#### WHAT TO DO:
Will you write out the data exactly, excluding every picture?

#### PROVIDED DATA:
▬▬▬

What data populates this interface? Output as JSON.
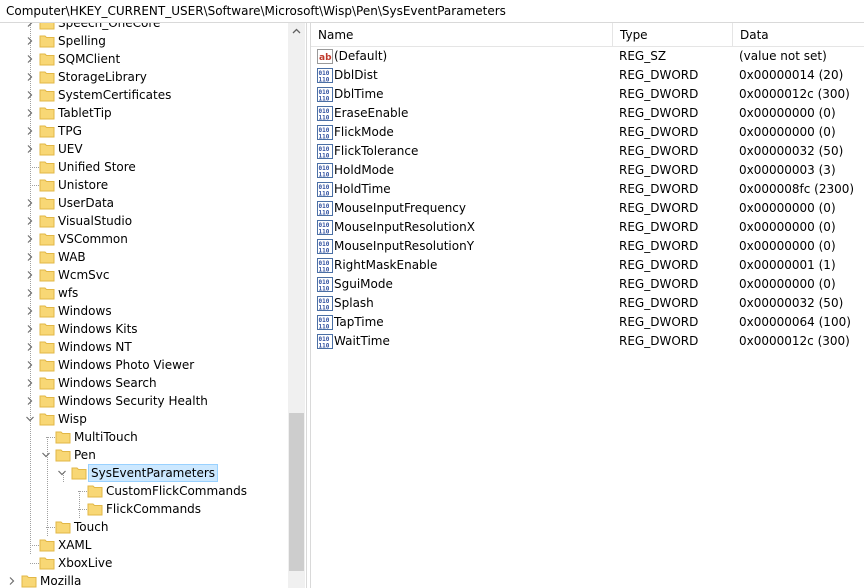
{
  "address": {
    "path": "Computer\\HKEY_CURRENT_USER\\Software\\Microsoft\\Wisp\\Pen\\SysEventParameters"
  },
  "tree": {
    "items": [
      {
        "label": "Speech_OneCore",
        "level": 0,
        "expander": "collapsed"
      },
      {
        "label": "Spelling",
        "level": 0,
        "expander": "collapsed"
      },
      {
        "label": "SQMClient",
        "level": 0,
        "expander": "collapsed"
      },
      {
        "label": "StorageLibrary",
        "level": 0,
        "expander": "collapsed"
      },
      {
        "label": "SystemCertificates",
        "level": 0,
        "expander": "collapsed"
      },
      {
        "label": "TabletTip",
        "level": 0,
        "expander": "collapsed"
      },
      {
        "label": "TPG",
        "level": 0,
        "expander": "collapsed"
      },
      {
        "label": "UEV",
        "level": 0,
        "expander": "collapsed"
      },
      {
        "label": "Unified Store",
        "level": 0,
        "expander": "none"
      },
      {
        "label": "Unistore",
        "level": 0,
        "expander": "none"
      },
      {
        "label": "UserData",
        "level": 0,
        "expander": "collapsed"
      },
      {
        "label": "VisualStudio",
        "level": 0,
        "expander": "collapsed"
      },
      {
        "label": "VSCommon",
        "level": 0,
        "expander": "collapsed"
      },
      {
        "label": "WAB",
        "level": 0,
        "expander": "collapsed"
      },
      {
        "label": "WcmSvc",
        "level": 0,
        "expander": "collapsed"
      },
      {
        "label": "wfs",
        "level": 0,
        "expander": "collapsed"
      },
      {
        "label": "Windows",
        "level": 0,
        "expander": "collapsed"
      },
      {
        "label": "Windows Kits",
        "level": 0,
        "expander": "collapsed"
      },
      {
        "label": "Windows NT",
        "level": 0,
        "expander": "collapsed"
      },
      {
        "label": "Windows Photo Viewer",
        "level": 0,
        "expander": "collapsed"
      },
      {
        "label": "Windows Search",
        "level": 0,
        "expander": "collapsed"
      },
      {
        "label": "Windows Security Health",
        "level": 0,
        "expander": "collapsed"
      },
      {
        "label": "Wisp",
        "level": 0,
        "expander": "expanded"
      },
      {
        "label": "MultiTouch",
        "level": 1,
        "expander": "none"
      },
      {
        "label": "Pen",
        "level": 1,
        "expander": "expanded"
      },
      {
        "label": "SysEventParameters",
        "level": 2,
        "expander": "expanded",
        "selected": true
      },
      {
        "label": "CustomFlickCommands",
        "level": 3,
        "expander": "none"
      },
      {
        "label": "FlickCommands",
        "level": 3,
        "expander": "none"
      },
      {
        "label": "Touch",
        "level": 1,
        "expander": "none"
      },
      {
        "label": "XAML",
        "level": 0,
        "expander": "none"
      },
      {
        "label": "XboxLive",
        "level": 0,
        "expander": "none"
      },
      {
        "label": "Mozilla",
        "level": -1,
        "expander": "collapsed"
      }
    ]
  },
  "list": {
    "headers": {
      "name": "Name",
      "type": "Type",
      "data": "Data"
    },
    "rows": [
      {
        "icon": "string-value-icon",
        "name": "(Default)",
        "type": "REG_SZ",
        "data": "(value not set)"
      },
      {
        "icon": "binary-value-icon",
        "name": "DblDist",
        "type": "REG_DWORD",
        "data": "0x00000014 (20)"
      },
      {
        "icon": "binary-value-icon",
        "name": "DblTime",
        "type": "REG_DWORD",
        "data": "0x0000012c (300)"
      },
      {
        "icon": "binary-value-icon",
        "name": "EraseEnable",
        "type": "REG_DWORD",
        "data": "0x00000000 (0)"
      },
      {
        "icon": "binary-value-icon",
        "name": "FlickMode",
        "type": "REG_DWORD",
        "data": "0x00000000 (0)"
      },
      {
        "icon": "binary-value-icon",
        "name": "FlickTolerance",
        "type": "REG_DWORD",
        "data": "0x00000032 (50)"
      },
      {
        "icon": "binary-value-icon",
        "name": "HoldMode",
        "type": "REG_DWORD",
        "data": "0x00000003 (3)"
      },
      {
        "icon": "binary-value-icon",
        "name": "HoldTime",
        "type": "REG_DWORD",
        "data": "0x000008fc (2300)"
      },
      {
        "icon": "binary-value-icon",
        "name": "MouseInputFrequency",
        "type": "REG_DWORD",
        "data": "0x00000000 (0)"
      },
      {
        "icon": "binary-value-icon",
        "name": "MouseInputResolutionX",
        "type": "REG_DWORD",
        "data": "0x00000000 (0)"
      },
      {
        "icon": "binary-value-icon",
        "name": "MouseInputResolutionY",
        "type": "REG_DWORD",
        "data": "0x00000000 (0)"
      },
      {
        "icon": "binary-value-icon",
        "name": "RightMaskEnable",
        "type": "REG_DWORD",
        "data": "0x00000001 (1)"
      },
      {
        "icon": "binary-value-icon",
        "name": "SguiMode",
        "type": "REG_DWORD",
        "data": "0x00000000 (0)"
      },
      {
        "icon": "binary-value-icon",
        "name": "Splash",
        "type": "REG_DWORD",
        "data": "0x00000032 (50)"
      },
      {
        "icon": "binary-value-icon",
        "name": "TapTime",
        "type": "REG_DWORD",
        "data": "0x00000064 (100)"
      },
      {
        "icon": "binary-value-icon",
        "name": "WaitTime",
        "type": "REG_DWORD",
        "data": "0x0000012c (300)"
      }
    ]
  },
  "colors": {
    "folder": "#f8d775",
    "folder_dark": "#e2b746",
    "selection_bg": "#cce8ff",
    "selection_border": "#99d1ff",
    "chevron": "#6d6d6d"
  }
}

▬▬▬

#### THE ANSWER:
What data populates this interface? Output as JSON.
{
  "address": {
    "path": "Computer\\HKEY_CURRENT_USER\\Software\\Microsoft\\Wisp\\Pen\\SysEventParameters"
  },
  "tree": {
    "items": [
      {
        "label": "Speech_OneCore",
        "level": 0,
        "expander": "collapsed"
      },
      {
        "label": "Spelling",
        "level": 0,
        "expander": "collapsed"
      },
      {
        "label": "SQMClient",
        "level": 0,
        "expander": "collapsed"
      },
      {
        "label": "StorageLibrary",
        "level": 0,
        "expander": "collapsed"
      },
      {
        "label": "SystemCertificates",
        "level": 0,
        "expander": "collapsed"
      },
      {
        "label": "TabletTip",
        "level": 0,
        "expander": "collapsed"
      },
      {
        "label": "TPG",
        "level": 0,
        "expander": "collapsed"
      },
      {
        "label": "UEV",
        "level": 0,
        "expander": "collapsed"
      },
      {
        "label": "Unified Store",
        "level": 0,
        "expander": "none"
      },
      {
        "label": "Unistore",
        "level": 0,
        "expander": "none"
      },
      {
        "label": "UserData",
        "level": 0,
        "expander": "collapsed"
      },
      {
        "label": "VisualStudio",
        "level": 0,
        "expander": "collapsed"
      },
      {
        "label": "VSCommon",
        "level": 0,
        "expander": "collapsed"
      },
      {
        "label": "WAB",
        "level": 0,
        "expander": "collapsed"
      },
      {
        "label": "WcmSvc",
        "level": 0,
        "expander": "collapsed"
      },
      {
        "label": "wfs",
        "level": 0,
        "expander": "collapsed"
      },
      {
        "label": "Windows",
        "level": 0,
        "expander": "collapsed"
      },
      {
        "label": "Windows Kits",
        "level": 0,
        "expander": "collapsed"
      },
      {
        "label": "Windows NT",
        "level": 0,
        "expander": "collapsed"
      },
      {
        "label": "Windows Photo Viewer",
        "level": 0,
        "expander": "collapsed"
      },
      {
        "label": "Windows Search",
        "level": 0,
        "expander": "collapsed"
      },
      {
        "label": "Windows Security Health",
        "level": 0,
        "expander": "collapsed"
      },
      {
        "label": "Wisp",
        "level": 0,
        "expander": "expanded"
      },
      {
        "label": "MultiTouch",
        "level": 1,
        "expander": "none"
      },
      {
        "label": "Pen",
        "level": 1,
        "expander": "expanded"
      },
      {
        "label": "SysEventParameters",
        "level": 2,
        "expander": "expanded",
        "selected": true
      },
      {
        "label": "CustomFlickCommands",
        "level": 3,
        "expander": "none"
      },
      {
        "label": "FlickCommands",
        "level": 3,
        "expander": "none"
      },
      {
        "label": "Touch",
        "level": 1,
        "expander": "none"
      },
      {
        "label": "XAML",
        "level": 0,
        "expander": "none"
      },
      {
        "label": "XboxLive",
        "level": 0,
        "expander": "none"
      },
      {
        "label": "Mozilla",
        "level": -1,
        "expander": "collapsed"
      }
    ]
  },
  "list": {
    "headers": {
      "name": "Name",
      "type": "Type",
      "data": "Data"
    },
    "rows": [
      {
        "icon": "string-value-icon",
        "name": "(Default)",
        "type": "REG_SZ",
        "data": "(value not set)"
      },
      {
        "icon": "binary-value-icon",
        "name": "DblDist",
        "type": "REG_DWORD",
        "data": "0x00000014 (20)"
      },
      {
        "icon": "binary-value-icon",
        "name": "DblTime",
        "type": "REG_DWORD",
        "data": "0x0000012c (300)"
      },
      {
        "icon": "binary-value-icon",
        "name": "EraseEnable",
        "type": "REG_DWORD",
        "data": "0x00000000 (0)"
      },
      {
        "icon": "binary-value-icon",
        "name": "FlickMode",
        "type": "REG_DWORD",
        "data": "0x00000000 (0)"
      },
      {
        "icon": "binary-value-icon",
        "name": "FlickTolerance",
        "type": "REG_DWORD",
        "data": "0x00000032 (50)"
      },
      {
        "icon": "binary-value-icon",
        "name": "HoldMode",
        "type": "REG_DWORD",
        "data": "0x00000003 (3)"
      },
      {
        "icon": "binary-value-icon",
        "name": "HoldTime",
        "type": "REG_DWORD",
        "data": "0x000008fc (2300)"
      },
      {
        "icon": "binary-value-icon",
        "name": "MouseInputFrequency",
        "type": "REG_DWORD",
        "data": "0x00000000 (0)"
      },
      {
        "icon": "binary-value-icon",
        "name": "MouseInputResolutionX",
        "type": "REG_DWORD",
        "data": "0x00000000 (0)"
      },
      {
        "icon": "binary-value-icon",
        "name": "MouseInputResolutionY",
        "type": "REG_DWORD",
        "data": "0x00000000 (0)"
      },
      {
        "icon": "binary-value-icon",
        "name": "RightMaskEnable",
        "type": "REG_DWORD",
        "data": "0x00000001 (1)"
      },
      {
        "icon": "binary-value-icon",
        "name": "SguiMode",
        "type": "REG_DWORD",
        "data": "0x00000000 (0)"
      },
      {
        "icon": "binary-value-icon",
        "name": "Splash",
        "type": "REG_DWORD",
        "data": "0x00000032 (50)"
      },
      {
        "icon": "binary-value-icon",
        "name": "TapTime",
        "type": "REG_DWORD",
        "data": "0x00000064 (100)"
      },
      {
        "icon": "binary-value-icon",
        "name": "WaitTime",
        "type": "REG_DWORD",
        "data": "0x0000012c (300)"
      }
    ]
  },
  "colors": {
    "folder": "#f8d775",
    "folder_dark": "#e2b746",
    "selection_bg": "#cce8ff",
    "selection_border": "#99d1ff",
    "chevron": "#6d6d6d"
  }
}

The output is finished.